TASK DETAILS: Check every line below for the word "котела" and show those that hold it.

SOURCE RECORDS:
--------------------------------

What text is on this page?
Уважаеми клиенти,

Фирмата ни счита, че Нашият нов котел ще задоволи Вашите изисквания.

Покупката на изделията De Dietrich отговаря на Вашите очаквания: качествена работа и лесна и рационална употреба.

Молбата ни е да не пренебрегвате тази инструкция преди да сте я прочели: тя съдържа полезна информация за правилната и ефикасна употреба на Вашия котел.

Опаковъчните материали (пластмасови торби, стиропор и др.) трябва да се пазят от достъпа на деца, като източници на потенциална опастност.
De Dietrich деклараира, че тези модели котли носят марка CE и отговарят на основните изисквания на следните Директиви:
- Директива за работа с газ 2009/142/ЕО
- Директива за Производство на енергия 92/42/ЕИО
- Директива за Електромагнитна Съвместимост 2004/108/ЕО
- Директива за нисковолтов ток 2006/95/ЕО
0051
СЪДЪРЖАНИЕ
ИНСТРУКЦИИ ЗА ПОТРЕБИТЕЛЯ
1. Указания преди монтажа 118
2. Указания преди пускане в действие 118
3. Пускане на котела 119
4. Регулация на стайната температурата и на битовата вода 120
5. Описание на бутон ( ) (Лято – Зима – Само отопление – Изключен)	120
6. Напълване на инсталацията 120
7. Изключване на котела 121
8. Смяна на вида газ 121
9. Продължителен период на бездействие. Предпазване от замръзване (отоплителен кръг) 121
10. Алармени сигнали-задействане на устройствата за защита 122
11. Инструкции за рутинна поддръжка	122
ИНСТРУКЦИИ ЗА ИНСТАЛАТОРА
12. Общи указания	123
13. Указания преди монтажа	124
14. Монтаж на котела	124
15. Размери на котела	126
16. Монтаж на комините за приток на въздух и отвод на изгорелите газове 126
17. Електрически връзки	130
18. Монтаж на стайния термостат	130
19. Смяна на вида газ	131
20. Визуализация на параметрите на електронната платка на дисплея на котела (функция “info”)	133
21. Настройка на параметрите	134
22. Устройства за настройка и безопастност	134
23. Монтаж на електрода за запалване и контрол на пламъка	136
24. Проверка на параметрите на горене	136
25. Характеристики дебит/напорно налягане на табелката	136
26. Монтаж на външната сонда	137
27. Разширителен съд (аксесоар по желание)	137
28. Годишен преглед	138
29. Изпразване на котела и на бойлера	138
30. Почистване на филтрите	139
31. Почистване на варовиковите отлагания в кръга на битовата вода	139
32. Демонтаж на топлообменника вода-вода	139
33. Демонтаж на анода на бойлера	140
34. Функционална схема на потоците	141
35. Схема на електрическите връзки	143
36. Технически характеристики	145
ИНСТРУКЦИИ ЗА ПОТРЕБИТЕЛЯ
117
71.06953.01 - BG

--------------------------------

SOLUTION BELOW:
3. Пускане на котела 119
7. Изключване на котела 121
14. Монтаж на котела	124
15. Размери на котела	126
20. Визуализация на параметрите на електронната платка на дисплея на котела (функция “info”)	133
29. Изпразване на котела и на бойлера	138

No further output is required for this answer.